== Complete the following ==
(1) In the vector search reference entry, what technique does VectorFieldIndex use to retrieve approximate nearest neighbors?
(2) Write the next part of the vector search reference entry, starting right after its last sentence.

== Document ==
■ ■ ■ ■ ■
Reference Entry
Approximate Nearest Neighbor Vector Search
Other Features · advanced · order 30
Use VectorFieldIndex and bigramVector for lightweight semantic-ish lookup.
Approximate Nearest Neighbor Vector Search
VectorFieldIndex stores embeddings and retrieves approximate nearest neighbors with locality-sensitive hashing.
Beginner version: a vector is just a long list of numbers that represents a piece of text. If two texts mean similar things, their vectors should end up close together. Vector search lets you find “conceptually similar” content, not just exact word overlap.
Character bigram vectors
The built-in bigramVector helper is practical for typo-tolerant text similarity.
import { VectorFieldIndex, bigramVector, createSeededRandom } from "@tryformation/querylight-ts";
const vectorIndex = new VectorFieldIndex(6, 36 * 36, createSeededRandom(42));
vectorIndex.insert("doc-1", [bigramVector("vector search and typo tolerance")]);
vectorIndex.insert("doc-2", [bigramVector("phrase queries and highlighting")]);
const hits = vectorIndex.query(bigramVector("vectro serch"), 5);
Expected result:
[
["doc-1", /* highest score */],
["doc-2", /* lower score */]
]
The exact scores depend on the random projections used by the ANN index, but doc-1 should rank ahead of doc-2 because it is much closer to the misspelled query.
When to use this
Use vector search when:
- you want typo tolerance beyond exact token matching
- you want semantic retrieval with precomputed embeddings
- you want “related article” suggestions
Do not use it as the only retrieval strategy unless you are sure that is what you want. In practice, vector search is often strongest when combined with lexical ranking, filters, or both.
Use rescoring when lexical search already narrowed things down
If a lexical query or filtered BoolQuery still returns hundreds of document hits, full vector retrieval can be more work than you need.
In that case, use VectorRescoreQuery to:
- run the lexical or filtered query first
- keep the top
Ncandidates - rerank only that window with vector similarity
This follows the same basic pattern as Elasticsearch rescoring: use normal retrieval to define the candidate set, then spend vector work only where it can improve the top of the ranking.
■ ■ ■ ■ ■
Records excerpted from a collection
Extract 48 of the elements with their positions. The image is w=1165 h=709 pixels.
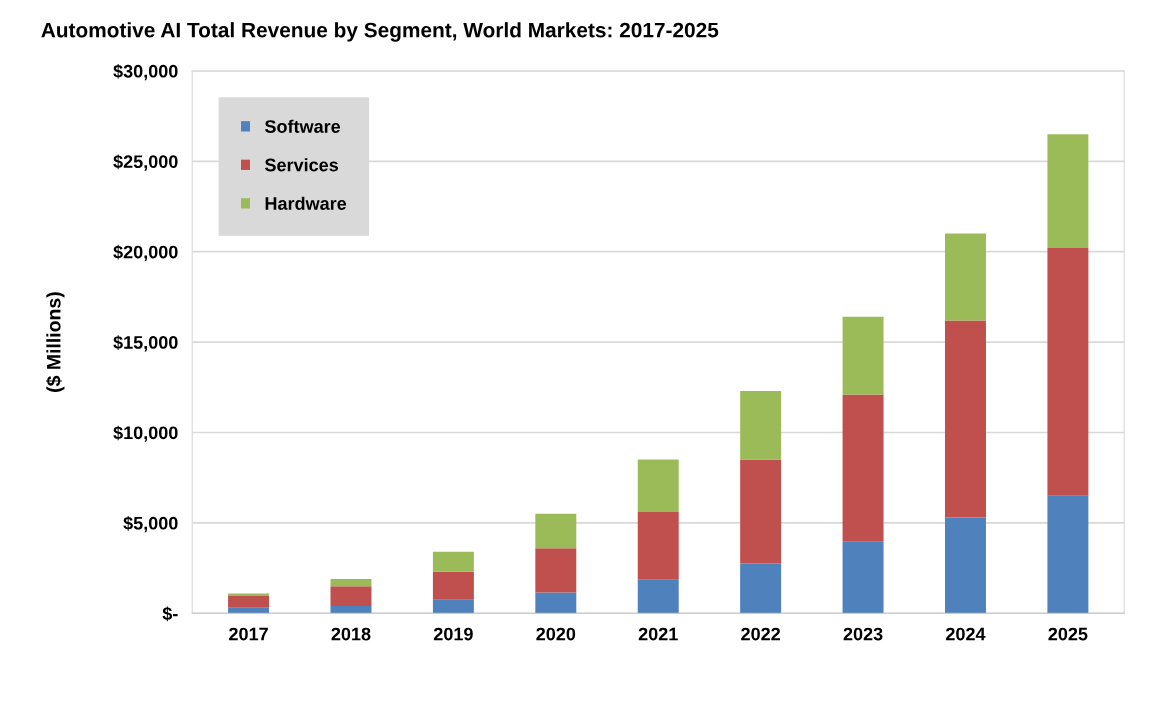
x-tick-label: 2022 xyxy=(741,627,780,641)
bar xyxy=(535,548,577,593)
x-tick-label: 2023 xyxy=(843,627,883,641)
y-tick-label: $25,000 xyxy=(113,154,178,171)
bar xyxy=(535,513,577,549)
bar xyxy=(637,512,679,580)
legend-label: Software xyxy=(264,119,341,133)
legend-label: Hardware xyxy=(265,196,347,210)
y-tick-label: $20,000 xyxy=(113,244,178,262)
x-tick-label: 2021 xyxy=(638,627,678,641)
bar xyxy=(944,233,986,321)
bar xyxy=(228,607,270,614)
x-tick-label: 2025 xyxy=(1048,627,1088,641)
bar xyxy=(637,459,679,513)
y-axis-title: ($ Millions) xyxy=(46,292,65,392)
bar xyxy=(432,599,474,614)
bar xyxy=(1047,248,1089,496)
bar xyxy=(842,394,884,542)
bar xyxy=(1047,495,1089,614)
y-tick-label: $5,000 xyxy=(123,516,178,533)
y-tick-label: $30,000 xyxy=(113,64,178,81)
bar xyxy=(330,578,372,587)
x-tick-label: 2019 xyxy=(433,627,473,641)
y-tick-label: $15,000 xyxy=(113,335,178,352)
x-tick-label: 2018 xyxy=(331,627,371,641)
x-tick-label: 2024 xyxy=(946,627,986,641)
bar xyxy=(944,320,986,518)
legend-label: Services xyxy=(264,158,338,172)
x-tick-label: 2017 xyxy=(229,627,268,641)
bar xyxy=(944,517,986,614)
x-tick-label: 2020 xyxy=(536,627,576,641)
bar xyxy=(330,586,372,607)
bar xyxy=(1047,134,1089,249)
bar xyxy=(330,606,372,614)
bar xyxy=(842,316,884,395)
bar xyxy=(535,592,577,614)
y-tick-label: $- xyxy=(162,606,178,622)
bar xyxy=(432,571,474,600)
bar xyxy=(842,541,884,614)
bar xyxy=(228,596,270,608)
bar xyxy=(740,390,782,460)
bar xyxy=(740,563,782,614)
bar xyxy=(740,459,782,564)
bar xyxy=(432,551,474,572)
y-tick-label: $10,000 xyxy=(113,425,178,442)
bar xyxy=(228,593,270,597)
bar xyxy=(637,579,679,614)
chart-title: Automotive AI Total Revenue by Segment, World Markets: 2017-2025 xyxy=(41,22,719,42)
■ ■ ■ ■ ■
== Answer list ==
(1) Locality-sensitive hashing.

(2)
Why the demo uses it
The demo uses vector search in two different ways:
- lightweight bigram vectors for typo-tolerant relatedness in the main search experience
- transformer embeddings for the “Ask the Docs” semantic question flow
For the full end-to-end walkthrough, see Ask the Docs End to End.
Current limitations
The current vector implementation is intentionally lightweight.
That keeps it easy to understand and practical for browser and small in-process use cases, but it also means it does not try to match the full vector-search feature set of engines such as OpenSearch or Elasticsearch.
Current limitations include:
- approximate retrieval is based on a simple locality-sensitive hashing approach
- there is no HNSW or IVF-style ANN index yet
- there is no vector quantization or compressed vector storage yet
- filtering and rescoring patterns exist, but the integrated vector feature set is still smaller than what larger search engines provide
For many browser, static-site, and embedded search scenarios that tradeoff is acceptable. If you need a small pure TypeScript toolkit with vector support, this can already be useful. If you need a larger algorithmic feature set, there is room to grow.
Pull requests are welcome.